--- START ---
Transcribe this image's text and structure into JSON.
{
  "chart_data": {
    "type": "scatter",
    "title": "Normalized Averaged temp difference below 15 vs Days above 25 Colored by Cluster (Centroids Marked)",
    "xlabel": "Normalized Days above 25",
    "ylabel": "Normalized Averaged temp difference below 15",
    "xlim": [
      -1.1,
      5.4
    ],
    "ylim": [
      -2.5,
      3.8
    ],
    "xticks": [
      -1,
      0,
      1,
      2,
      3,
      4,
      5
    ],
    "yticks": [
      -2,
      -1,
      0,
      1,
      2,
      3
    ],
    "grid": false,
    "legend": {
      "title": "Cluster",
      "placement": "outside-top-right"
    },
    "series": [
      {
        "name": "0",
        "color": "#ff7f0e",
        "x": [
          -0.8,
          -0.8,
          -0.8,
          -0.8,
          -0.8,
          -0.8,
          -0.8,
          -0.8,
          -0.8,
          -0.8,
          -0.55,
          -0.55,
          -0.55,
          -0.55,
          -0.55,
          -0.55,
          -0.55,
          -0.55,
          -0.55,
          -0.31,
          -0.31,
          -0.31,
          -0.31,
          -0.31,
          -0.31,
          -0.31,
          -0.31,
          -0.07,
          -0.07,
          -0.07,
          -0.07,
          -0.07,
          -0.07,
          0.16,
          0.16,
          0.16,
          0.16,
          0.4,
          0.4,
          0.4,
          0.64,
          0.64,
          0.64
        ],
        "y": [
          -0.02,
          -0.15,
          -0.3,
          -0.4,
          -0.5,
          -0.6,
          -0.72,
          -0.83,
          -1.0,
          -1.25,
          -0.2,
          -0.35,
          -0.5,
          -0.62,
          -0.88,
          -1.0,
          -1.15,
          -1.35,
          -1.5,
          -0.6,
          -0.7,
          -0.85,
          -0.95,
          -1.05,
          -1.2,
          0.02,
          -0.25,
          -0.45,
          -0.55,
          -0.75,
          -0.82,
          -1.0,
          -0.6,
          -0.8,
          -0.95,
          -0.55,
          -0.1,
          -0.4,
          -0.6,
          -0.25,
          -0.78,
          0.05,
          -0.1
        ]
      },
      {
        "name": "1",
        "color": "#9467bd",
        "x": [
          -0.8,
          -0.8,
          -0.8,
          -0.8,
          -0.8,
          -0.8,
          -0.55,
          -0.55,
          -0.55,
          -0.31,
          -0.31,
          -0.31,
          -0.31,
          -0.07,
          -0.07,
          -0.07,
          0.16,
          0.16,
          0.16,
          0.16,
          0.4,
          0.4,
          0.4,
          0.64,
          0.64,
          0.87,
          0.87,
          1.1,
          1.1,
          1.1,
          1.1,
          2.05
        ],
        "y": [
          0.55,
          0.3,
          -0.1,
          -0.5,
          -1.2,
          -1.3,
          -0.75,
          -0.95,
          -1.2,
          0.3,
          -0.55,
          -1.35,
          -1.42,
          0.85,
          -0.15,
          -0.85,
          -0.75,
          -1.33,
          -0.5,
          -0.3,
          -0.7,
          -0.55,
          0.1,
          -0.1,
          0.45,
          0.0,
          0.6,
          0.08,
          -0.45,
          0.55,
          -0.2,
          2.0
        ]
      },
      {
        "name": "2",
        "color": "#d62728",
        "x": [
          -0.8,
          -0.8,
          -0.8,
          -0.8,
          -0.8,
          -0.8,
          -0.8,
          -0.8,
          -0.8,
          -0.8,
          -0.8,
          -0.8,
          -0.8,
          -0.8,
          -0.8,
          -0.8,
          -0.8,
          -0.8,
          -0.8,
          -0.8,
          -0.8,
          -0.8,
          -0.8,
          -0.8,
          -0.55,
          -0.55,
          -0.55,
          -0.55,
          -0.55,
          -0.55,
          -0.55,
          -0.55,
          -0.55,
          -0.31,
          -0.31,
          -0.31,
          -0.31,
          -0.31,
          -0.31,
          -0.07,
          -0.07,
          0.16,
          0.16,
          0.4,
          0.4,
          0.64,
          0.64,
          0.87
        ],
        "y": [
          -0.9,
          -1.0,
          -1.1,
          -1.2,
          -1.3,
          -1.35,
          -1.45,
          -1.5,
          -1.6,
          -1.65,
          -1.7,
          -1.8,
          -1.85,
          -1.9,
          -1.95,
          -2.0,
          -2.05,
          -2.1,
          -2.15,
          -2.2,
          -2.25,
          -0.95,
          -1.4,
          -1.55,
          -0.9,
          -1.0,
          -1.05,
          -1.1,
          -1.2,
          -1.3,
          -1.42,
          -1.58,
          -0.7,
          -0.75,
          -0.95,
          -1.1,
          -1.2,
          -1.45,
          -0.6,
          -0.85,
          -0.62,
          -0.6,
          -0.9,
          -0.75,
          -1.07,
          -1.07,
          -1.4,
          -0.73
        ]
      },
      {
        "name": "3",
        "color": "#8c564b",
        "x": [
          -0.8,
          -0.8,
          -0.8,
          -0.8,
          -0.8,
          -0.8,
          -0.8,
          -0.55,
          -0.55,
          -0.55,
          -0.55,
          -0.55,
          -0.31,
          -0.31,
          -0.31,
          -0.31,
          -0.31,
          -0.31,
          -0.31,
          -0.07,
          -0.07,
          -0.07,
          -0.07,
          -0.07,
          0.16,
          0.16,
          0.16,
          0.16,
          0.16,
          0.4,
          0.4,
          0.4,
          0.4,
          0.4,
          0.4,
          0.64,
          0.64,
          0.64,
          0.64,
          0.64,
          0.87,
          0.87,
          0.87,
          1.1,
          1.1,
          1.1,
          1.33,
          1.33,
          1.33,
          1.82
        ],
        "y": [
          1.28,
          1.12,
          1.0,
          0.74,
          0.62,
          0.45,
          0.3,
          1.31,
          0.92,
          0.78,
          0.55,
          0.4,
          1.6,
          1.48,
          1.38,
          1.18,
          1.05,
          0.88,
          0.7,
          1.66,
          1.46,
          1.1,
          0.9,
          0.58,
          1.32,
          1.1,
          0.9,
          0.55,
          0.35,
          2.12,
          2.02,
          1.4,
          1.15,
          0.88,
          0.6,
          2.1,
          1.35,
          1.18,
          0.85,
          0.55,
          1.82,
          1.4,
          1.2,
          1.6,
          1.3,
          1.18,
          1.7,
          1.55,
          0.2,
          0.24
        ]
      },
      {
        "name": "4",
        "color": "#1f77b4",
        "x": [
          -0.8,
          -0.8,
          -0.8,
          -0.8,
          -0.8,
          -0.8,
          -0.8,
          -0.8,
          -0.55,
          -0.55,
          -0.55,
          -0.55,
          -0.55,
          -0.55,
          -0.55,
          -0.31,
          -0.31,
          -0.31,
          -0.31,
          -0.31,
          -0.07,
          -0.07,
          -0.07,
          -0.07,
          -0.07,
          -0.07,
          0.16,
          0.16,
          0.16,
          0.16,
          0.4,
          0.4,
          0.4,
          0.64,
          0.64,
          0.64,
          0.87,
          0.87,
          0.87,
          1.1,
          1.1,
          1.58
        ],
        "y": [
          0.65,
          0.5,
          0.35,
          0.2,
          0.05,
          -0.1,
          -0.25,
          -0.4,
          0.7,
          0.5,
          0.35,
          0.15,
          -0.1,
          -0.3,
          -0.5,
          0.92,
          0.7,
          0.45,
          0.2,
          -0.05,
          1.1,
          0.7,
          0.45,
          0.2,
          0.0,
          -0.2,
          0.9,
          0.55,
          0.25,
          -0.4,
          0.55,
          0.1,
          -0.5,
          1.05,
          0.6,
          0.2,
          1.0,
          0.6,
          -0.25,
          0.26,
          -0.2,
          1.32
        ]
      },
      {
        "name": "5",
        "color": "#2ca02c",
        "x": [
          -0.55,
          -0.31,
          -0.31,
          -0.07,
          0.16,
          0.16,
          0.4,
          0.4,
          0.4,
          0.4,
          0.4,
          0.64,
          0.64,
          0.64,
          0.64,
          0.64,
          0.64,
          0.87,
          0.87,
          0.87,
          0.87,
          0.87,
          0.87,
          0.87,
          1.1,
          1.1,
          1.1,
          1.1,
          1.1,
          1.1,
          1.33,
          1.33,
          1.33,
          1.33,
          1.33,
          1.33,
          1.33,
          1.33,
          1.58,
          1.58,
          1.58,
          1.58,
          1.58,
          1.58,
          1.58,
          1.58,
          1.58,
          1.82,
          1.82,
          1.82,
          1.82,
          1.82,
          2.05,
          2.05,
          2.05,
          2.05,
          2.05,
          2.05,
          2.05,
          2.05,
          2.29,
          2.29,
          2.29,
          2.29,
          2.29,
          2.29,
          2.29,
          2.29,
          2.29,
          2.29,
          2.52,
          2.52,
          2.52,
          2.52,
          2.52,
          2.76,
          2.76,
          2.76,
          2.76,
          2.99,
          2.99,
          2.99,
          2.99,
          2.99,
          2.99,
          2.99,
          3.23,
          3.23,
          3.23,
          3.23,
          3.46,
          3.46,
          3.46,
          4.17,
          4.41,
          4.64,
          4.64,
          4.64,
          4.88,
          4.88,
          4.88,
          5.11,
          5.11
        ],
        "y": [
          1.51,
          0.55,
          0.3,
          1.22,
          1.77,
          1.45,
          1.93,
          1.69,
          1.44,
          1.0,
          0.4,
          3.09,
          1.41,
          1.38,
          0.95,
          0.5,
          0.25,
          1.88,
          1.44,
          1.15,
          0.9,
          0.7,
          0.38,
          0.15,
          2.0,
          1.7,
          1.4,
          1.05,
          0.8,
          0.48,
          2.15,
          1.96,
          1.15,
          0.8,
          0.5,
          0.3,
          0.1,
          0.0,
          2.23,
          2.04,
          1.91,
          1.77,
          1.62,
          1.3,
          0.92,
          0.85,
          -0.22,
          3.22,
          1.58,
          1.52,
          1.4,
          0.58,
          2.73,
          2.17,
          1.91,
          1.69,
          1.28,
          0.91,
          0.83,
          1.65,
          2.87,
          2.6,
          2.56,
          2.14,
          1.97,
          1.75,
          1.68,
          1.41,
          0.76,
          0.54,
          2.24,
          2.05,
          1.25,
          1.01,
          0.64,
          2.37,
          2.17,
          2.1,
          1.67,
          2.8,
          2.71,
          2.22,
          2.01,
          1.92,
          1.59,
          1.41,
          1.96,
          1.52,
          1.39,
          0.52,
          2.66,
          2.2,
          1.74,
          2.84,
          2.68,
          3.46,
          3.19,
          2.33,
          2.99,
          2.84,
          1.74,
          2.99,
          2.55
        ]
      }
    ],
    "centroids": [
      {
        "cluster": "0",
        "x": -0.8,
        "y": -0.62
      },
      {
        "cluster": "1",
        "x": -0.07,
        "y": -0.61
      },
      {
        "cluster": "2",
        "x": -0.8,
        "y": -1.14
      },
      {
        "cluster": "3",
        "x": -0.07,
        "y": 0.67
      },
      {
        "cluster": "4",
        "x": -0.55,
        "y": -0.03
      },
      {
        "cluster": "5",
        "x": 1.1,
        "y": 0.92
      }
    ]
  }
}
--- END ---
Check every line of the data, and copy the ones that contain "Normalized".

Written reply ::
    "title": "Normalized Averaged temp difference below 15 vs Days above 25 Colored by Cluster (Centroids Marked)",
    "xlabel": "Normalized Days above 25",
    "ylabel": "Normalized Averaged temp difference below 15",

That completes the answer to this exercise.